» **Compito scritto a**
Nelle voci, riscrivi le righe da quella con «Patent image size: (1048, 918).» a quella con «The outer wall 64 is at (510, 322).», sostituendo «side view» con «lateral view» e lasciando invariato tutto il resto.

» **Brano**

§

Ma i limiti non sono sono solo quelli rappresentati dalla frontiere fra gli Stati?

«Avete pensato alla soglia di casa? A sa làcana che in Sardegna fissa i confini della proprietà o dei territori comunali? Al limite invalicabile degli insediamenti militari? Alla linea gialla quando siamo in fila alla posta o in banca? Oggi anche le pareti domestiche sono diventate porose e la politica è entrata nel nostro limite privato. Ha invaso? No. È entrata. Come dicevo: è nelle cose. I migranti escono ed entrano, torniamo ai vasi comunicanti. Le migrazioni sono entrate nella globalizzazione che è diventata una delle principali cause di abbattimento dei limiti».

Tutto ciò avviene non con una crescita ma con quella che lei definisce l’infantilizzazione del pubblico.

«Basta vedere alcune fiction, alcuni programmi tv, anche i giornali talvolta. Non c'è qualità. Non c'è selezione. Non c'è approfondimento. Spesso emerge la banalità non la complessità. Siamo in un mondo complesso ma si tiene conto del semplice sponsor che compare ogni 15 minuti. La regola è divertire, distrarre, non informare, non formare. Eppure ci sono le eccezioni. I forum della poesia negli States sono sempre più seguiti. Alcuni serial tv sono fatti meglio di certi film. E la risposta c’è. Un limite al populismo c'è. Anche davanti alle migrazioni occorrerebbe dare più spazio a chi ragiona anziché a chi blatera».

§

» **Dati di partenza**
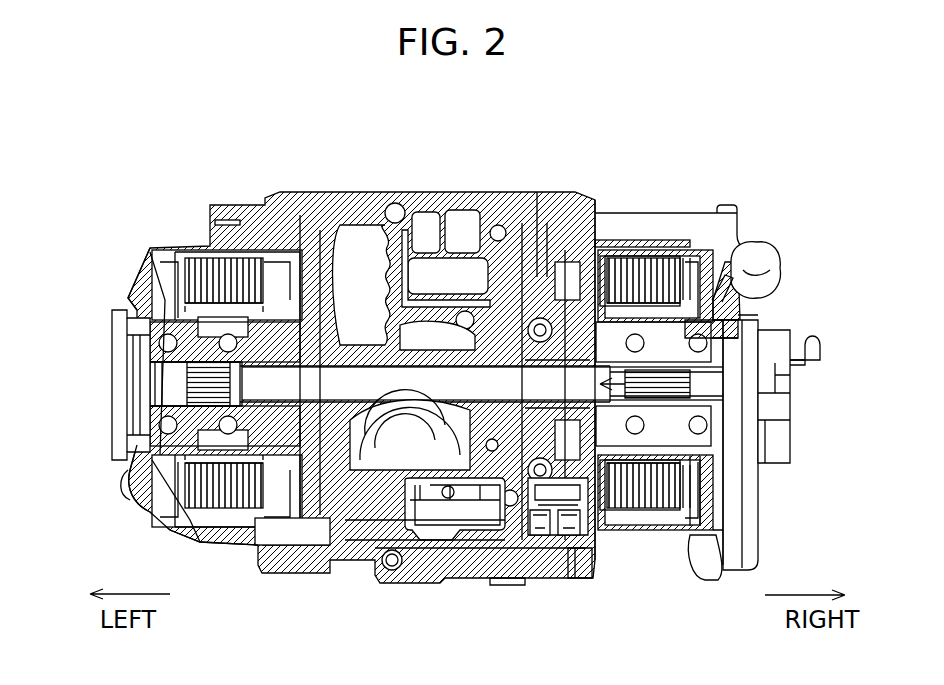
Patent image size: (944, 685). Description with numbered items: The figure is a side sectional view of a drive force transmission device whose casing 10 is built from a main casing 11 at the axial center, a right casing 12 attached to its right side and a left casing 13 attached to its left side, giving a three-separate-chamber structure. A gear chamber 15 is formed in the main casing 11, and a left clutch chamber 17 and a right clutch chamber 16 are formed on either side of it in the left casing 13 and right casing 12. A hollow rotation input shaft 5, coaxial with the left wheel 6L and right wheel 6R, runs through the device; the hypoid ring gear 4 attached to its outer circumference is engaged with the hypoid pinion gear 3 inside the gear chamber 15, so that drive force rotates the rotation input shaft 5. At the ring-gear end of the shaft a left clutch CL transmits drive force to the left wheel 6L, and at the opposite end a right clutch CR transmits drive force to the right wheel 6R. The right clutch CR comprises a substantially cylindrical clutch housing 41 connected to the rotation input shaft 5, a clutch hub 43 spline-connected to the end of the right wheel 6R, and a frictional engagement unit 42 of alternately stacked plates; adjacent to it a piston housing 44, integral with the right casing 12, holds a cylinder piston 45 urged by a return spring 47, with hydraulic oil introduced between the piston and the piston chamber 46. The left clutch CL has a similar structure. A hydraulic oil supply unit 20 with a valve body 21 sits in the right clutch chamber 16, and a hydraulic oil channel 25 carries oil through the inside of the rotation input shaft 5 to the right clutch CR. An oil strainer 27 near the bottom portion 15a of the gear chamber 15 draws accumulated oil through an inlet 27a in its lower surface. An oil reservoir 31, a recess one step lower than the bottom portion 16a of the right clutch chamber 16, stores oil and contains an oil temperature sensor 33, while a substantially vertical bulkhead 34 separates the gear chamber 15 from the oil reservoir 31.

The hypoid pinion gear 3 is at (440, 330).
The hypoid ring gear 4 is at (345, 222).
The rotation input shaft 5 is at (423, 365).
The casing 10 is at (472, 580).
The main casing 11 is at (500, 585).
The right casing 12 is at (700, 560).
The left casing 13 is at (176, 530).
The gear chamber 15 is at (432, 548).
The bottom portion of the gear chamber 15a is at (333, 560).
The right clutch chamber 16 is at (625, 520).
The bottom portion of the right clutch chamber 16a is at (656, 520).
The left clutch chamber 17 is at (252, 520).
The hydraulic oil supply unit 20 is at (584, 331).
The valve body 21 is at (592, 290).
The hydraulic oil channel 25 is at (680, 390).
The oil strainer 27 is at (363, 542).
The inlet 27a is at (400, 585).
The oil reservoir 31 is at (597, 540).
The oil temperature sensor 33 is at (562, 560).
The bulkhead 34 is at (533, 560).
The clutch housing 41 is at (637, 252).
The frictional engagement unit 42 is at (683, 252).
The clutch hub 43 is at (755, 340).
The piston housing 44 is at (730, 272).
The cylinder piston 45 is at (745, 300).
The piston chamber 46 is at (738, 262).
The return spring 47 is at (765, 320).
The left clutch CL is at (235, 252).
The right clutch CR is at (660, 252).
The left wheel 6L is at (122, 340).
The right wheel 6R is at (748, 357).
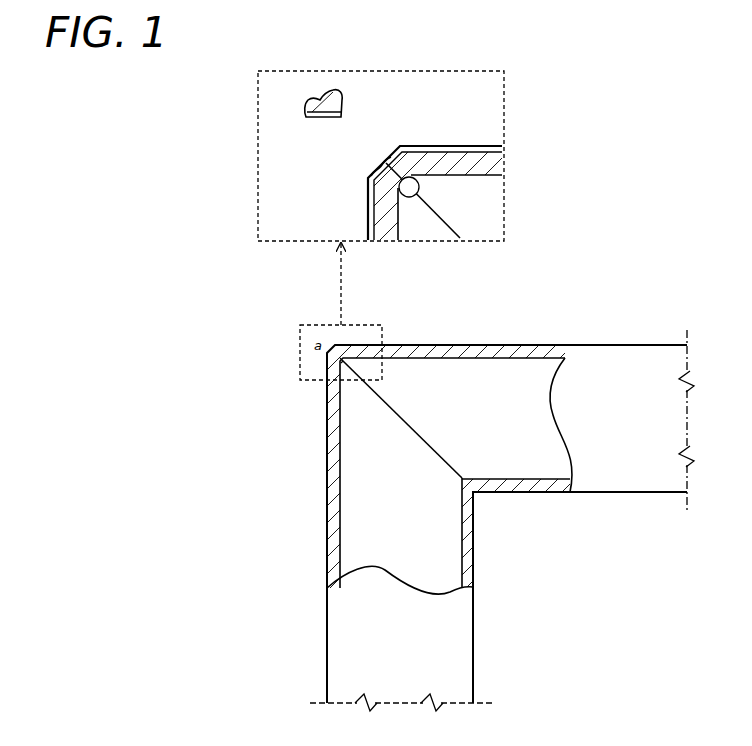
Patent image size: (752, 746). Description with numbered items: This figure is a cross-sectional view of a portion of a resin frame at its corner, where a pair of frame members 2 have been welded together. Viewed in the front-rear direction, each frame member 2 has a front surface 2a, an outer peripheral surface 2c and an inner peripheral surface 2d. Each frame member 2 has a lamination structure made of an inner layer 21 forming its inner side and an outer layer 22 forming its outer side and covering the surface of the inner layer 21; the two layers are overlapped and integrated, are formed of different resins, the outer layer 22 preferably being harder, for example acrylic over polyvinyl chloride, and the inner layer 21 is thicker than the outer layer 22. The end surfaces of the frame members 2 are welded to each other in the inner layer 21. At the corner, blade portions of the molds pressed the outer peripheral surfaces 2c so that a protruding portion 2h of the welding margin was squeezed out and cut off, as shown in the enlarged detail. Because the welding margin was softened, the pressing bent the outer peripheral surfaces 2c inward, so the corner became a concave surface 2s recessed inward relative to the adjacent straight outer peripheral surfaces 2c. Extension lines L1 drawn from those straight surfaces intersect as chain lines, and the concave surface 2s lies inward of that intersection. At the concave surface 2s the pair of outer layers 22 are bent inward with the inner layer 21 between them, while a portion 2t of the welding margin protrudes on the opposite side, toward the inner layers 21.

The frame member 2 is at (540, 344).
The front surface 2a is at (622, 370).
The outer peripheral surface 2c is at (472, 344).
The inner peripheral surface 2d is at (538, 493).
The protruding portion of the welding margin 2h is at (333, 88).
The concave surface 2s is at (376, 165).
The portion of the welding margin 2t is at (420, 185).
The inner layer 21 is at (505, 168).
The outer layer 22 is at (505, 148).
The extension line L1 is at (369, 258).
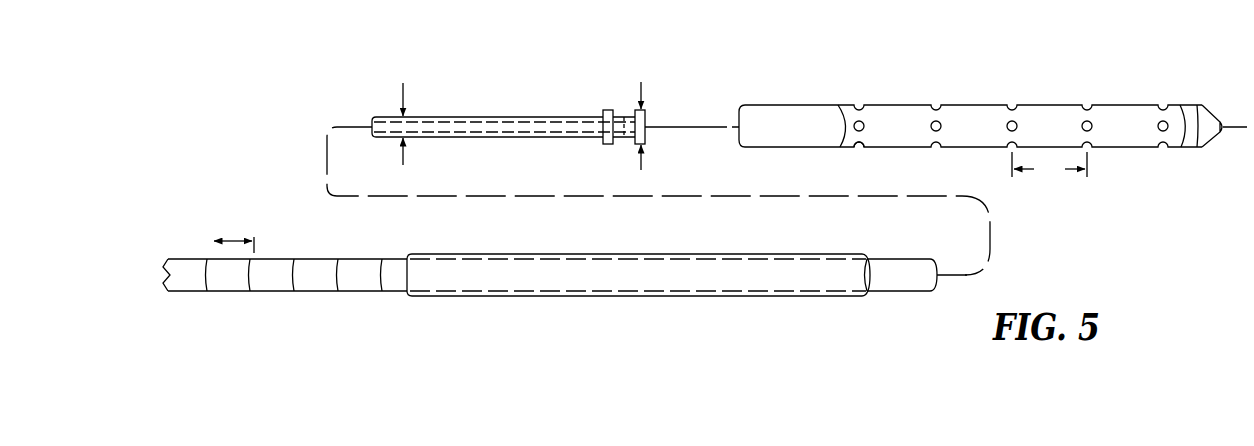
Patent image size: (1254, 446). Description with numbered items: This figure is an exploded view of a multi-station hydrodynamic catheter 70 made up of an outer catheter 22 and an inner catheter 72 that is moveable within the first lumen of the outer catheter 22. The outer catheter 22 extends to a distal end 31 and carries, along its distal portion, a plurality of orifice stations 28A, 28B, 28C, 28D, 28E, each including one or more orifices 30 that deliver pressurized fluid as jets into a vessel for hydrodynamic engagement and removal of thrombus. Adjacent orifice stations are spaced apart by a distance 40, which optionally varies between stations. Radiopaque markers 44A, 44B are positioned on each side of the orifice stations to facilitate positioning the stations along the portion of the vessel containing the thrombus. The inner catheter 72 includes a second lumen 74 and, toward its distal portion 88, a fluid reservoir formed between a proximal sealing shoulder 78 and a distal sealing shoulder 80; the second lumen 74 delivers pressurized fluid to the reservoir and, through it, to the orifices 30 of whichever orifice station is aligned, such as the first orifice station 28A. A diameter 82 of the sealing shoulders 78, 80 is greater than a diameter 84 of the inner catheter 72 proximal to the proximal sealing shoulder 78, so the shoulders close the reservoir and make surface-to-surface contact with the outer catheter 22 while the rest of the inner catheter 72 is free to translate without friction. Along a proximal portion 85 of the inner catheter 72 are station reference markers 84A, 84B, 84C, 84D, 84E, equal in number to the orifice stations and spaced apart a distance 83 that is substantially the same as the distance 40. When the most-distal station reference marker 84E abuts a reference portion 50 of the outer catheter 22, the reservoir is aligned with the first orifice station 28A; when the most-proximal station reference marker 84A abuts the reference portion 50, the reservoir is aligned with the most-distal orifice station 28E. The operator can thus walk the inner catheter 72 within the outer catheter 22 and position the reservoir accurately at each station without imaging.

The multi-station hydrodynamic catheter 70 is at (277, 81).
The inner catheter 72 is at (440, 117).
The second lumen 74 is at (373, 117).
The proximal sealing shoulder 78 is at (610, 109).
The distal sealing shoulder 80 is at (646, 111).
The diameter of the sealing shoulders 82 is at (643, 116).
The diameter of the inner catheter 84 is at (404, 114).
The distal portion of the inner catheter 88 is at (623, 146).
The outer catheter 22 is at (777, 106).
The first orifice station 28A is at (862, 89).
The second orifice station 28B is at (938, 89).
The third orifice station 28C is at (1015, 89).
The fourth orifice station 28D is at (1090, 89).
The most-distal orifice station 28E is at (1166, 89).
The orifice 30 is at (857, 150).
The distal end 31 is at (1209, 157).
The distance between orifice stations 40 is at (1049, 166).
The radiopaque marker 44A is at (846, 106).
The radiopaque marker 44B is at (1182, 148).
The reference portion 50 is at (407, 257).
The distance between station reference markers 83 is at (233, 240).
The most-proximal station reference marker 84A is at (210, 292).
The station reference marker 84B is at (253, 292).
The station reference marker 84C is at (297, 292).
The station reference marker 84D is at (341, 292).
The most-distal station reference marker 84E is at (385, 292).
The proximal portion of the inner catheter 85 is at (305, 250).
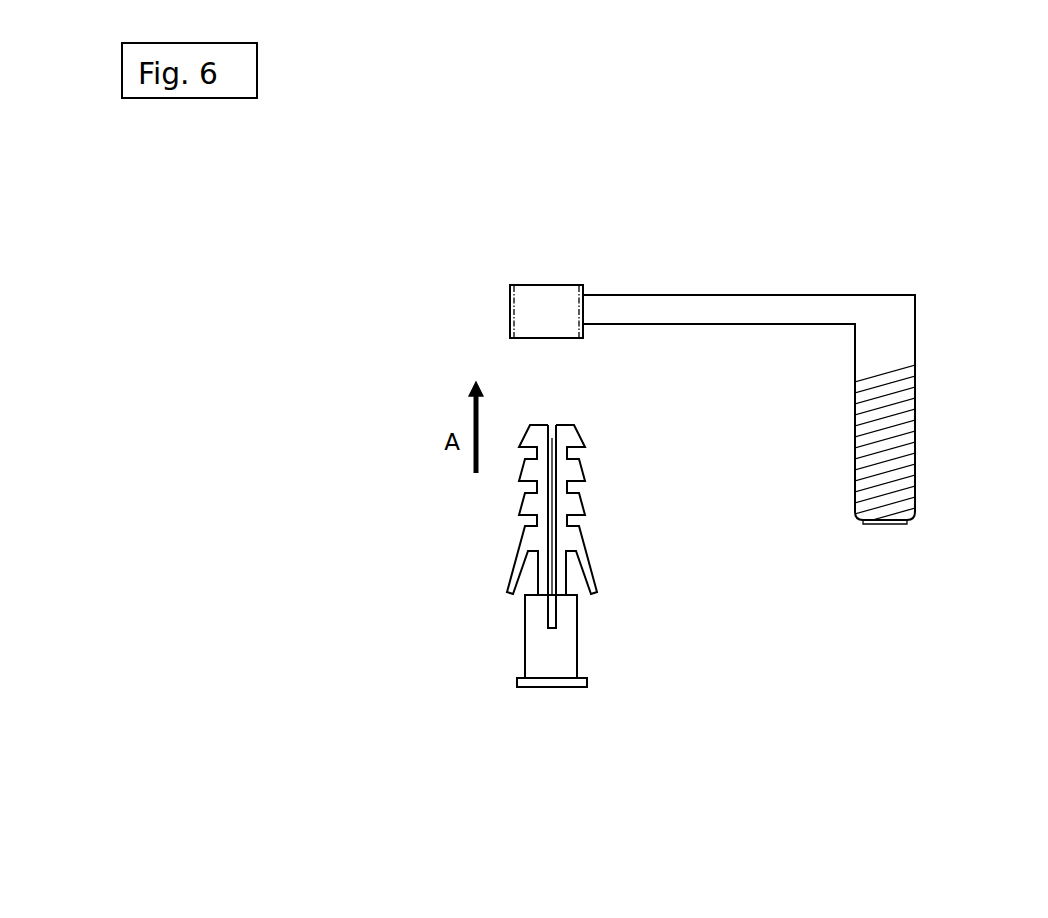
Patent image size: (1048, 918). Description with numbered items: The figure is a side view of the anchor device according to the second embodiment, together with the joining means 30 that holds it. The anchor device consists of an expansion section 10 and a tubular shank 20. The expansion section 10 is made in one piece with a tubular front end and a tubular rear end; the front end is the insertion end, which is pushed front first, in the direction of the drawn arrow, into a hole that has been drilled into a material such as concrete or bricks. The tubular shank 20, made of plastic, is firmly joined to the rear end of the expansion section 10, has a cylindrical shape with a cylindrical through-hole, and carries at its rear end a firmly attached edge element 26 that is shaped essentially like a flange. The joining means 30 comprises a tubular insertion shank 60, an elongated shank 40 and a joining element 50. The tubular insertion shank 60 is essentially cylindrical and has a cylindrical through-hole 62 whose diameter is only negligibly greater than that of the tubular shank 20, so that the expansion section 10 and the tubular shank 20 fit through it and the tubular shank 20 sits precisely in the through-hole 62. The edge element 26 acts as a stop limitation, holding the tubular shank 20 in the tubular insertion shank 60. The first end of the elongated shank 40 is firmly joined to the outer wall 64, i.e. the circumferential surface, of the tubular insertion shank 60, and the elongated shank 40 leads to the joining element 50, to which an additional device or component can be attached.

The expansion section 10 is at (540, 568).
The tubular shank 20 is at (540, 651).
The edge element 26 is at (555, 683).
The joining means 30 is at (720, 389).
The elongated shank 40 is at (771, 315).
The joining element 50 is at (907, 508).
The tubular insertion shank 60 is at (508, 279).
The through-hole 62 is at (552, 302).
The outer wall 64 is at (510, 322).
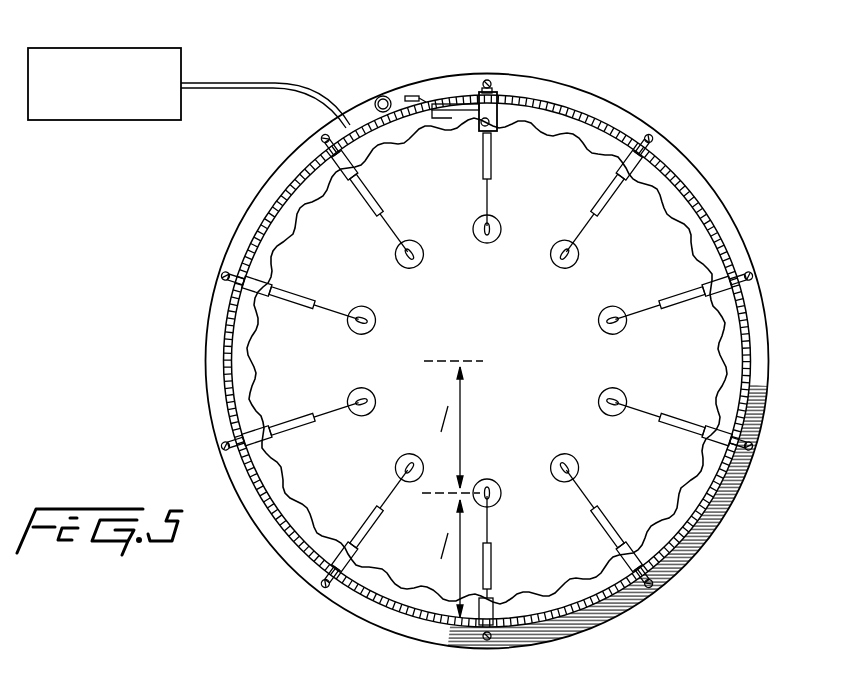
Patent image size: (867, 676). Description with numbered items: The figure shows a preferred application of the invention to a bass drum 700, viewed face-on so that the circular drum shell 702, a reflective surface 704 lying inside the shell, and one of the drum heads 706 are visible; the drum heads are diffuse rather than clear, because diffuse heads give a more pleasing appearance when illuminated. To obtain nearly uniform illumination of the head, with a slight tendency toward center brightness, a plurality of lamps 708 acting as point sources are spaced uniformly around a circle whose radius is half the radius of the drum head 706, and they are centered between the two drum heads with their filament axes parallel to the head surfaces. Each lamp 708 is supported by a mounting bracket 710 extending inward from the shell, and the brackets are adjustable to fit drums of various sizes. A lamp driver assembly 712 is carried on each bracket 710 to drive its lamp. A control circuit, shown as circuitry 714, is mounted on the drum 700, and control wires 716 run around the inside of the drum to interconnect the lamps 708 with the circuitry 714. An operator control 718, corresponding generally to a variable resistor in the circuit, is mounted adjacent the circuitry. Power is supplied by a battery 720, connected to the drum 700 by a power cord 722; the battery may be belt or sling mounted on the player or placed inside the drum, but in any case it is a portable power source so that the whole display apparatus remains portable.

The bass drum 700 is at (604, 96).
The drum shell 702 is at (707, 212).
The reflective surface 704 is at (640, 590).
The drum head 706 is at (635, 468).
The lamp 708 is at (623, 391).
The mounting bracket 710 is at (648, 158).
The lamp driver assembly 712 is at (668, 415).
The circuitry 714 is at (478, 94).
The control wires 716 is at (257, 327).
The operator control 718 is at (416, 96).
The battery 720 is at (75, 115).
The power cord 722 is at (250, 86).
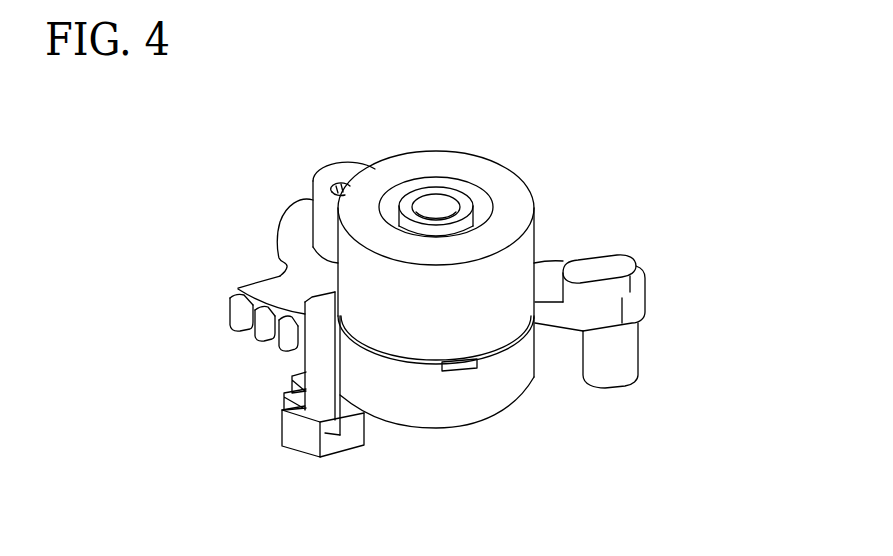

§

» **Compito scritto b**
Rispondi a queste domande sul brano:
(i) Che cosa fissa sa làcana in Sardegna?
(ii) Ogni quanti minuti compare lo sponsor?
(iii) Quali forum sono sempre più seguiti negli States?

» **Risposta a**
Patent image size: (1048, 918). Description with numbered items: The figure is a lateral view of the anchor device according to the second embodiment, together with the joining means 30 that holds it. The anchor device consists of an expansion section 10 and a tubular shank 20. The expansion section 10 is made in one piece with a tubular front end and a tubular rear end; the front end is the insertion end, which is pushed front first, in the direction of the drawn arrow, into a hole that has been drilled into a material such as concrete or bricks. The tubular shank 20, made of plastic, is firmly joined to the rear end of the expansion section 10, has a cylindrical shape with a cylindrical through-hole, and carries at its rear end a firmly attached edge element 26 that is shaped essentially like a flange. The joining means 30 comprises a tubular insertion shank 60, an elongated shank 40 and a joining element 50. The tubular insertion shank 60 is essentially cylindrical and has a cylindrical through-hole 62 whose diameter is only negligibly greater than that of the tubular shank 20, so that the expansion section 10 and the tubular shank 20 fit through it and the tubular shank 20 sits precisely in the through-hole 62. The edge element 26 acts as a stop limitation, holding the tubular shank 20 in the tubular insertion shank 60. The first end of the elongated shank 40 is firmly joined to the outer wall 64, i.e. the circumferential surface, of the tubular insertion shank 60, and the elongated shank 40 leads to the joining element 50, to which an additional device or component can be attached.

The expansion section 10 is at (540, 568).
The tubular shank 20 is at (540, 651).
The edge element 26 is at (555, 683).
The joining means 30 is at (720, 389).
The elongated shank 40 is at (771, 315).
The joining element 50 is at (907, 508).
The tubular insertion shank 60 is at (508, 279).
The through-hole 62 is at (552, 302).
The outer wall 64 is at (510, 322).

» **Risposta b**
(i) I confini della proprietà o dei territori comunali.
(ii) Ogni 15 minuti.
(iii) I forum della poesia.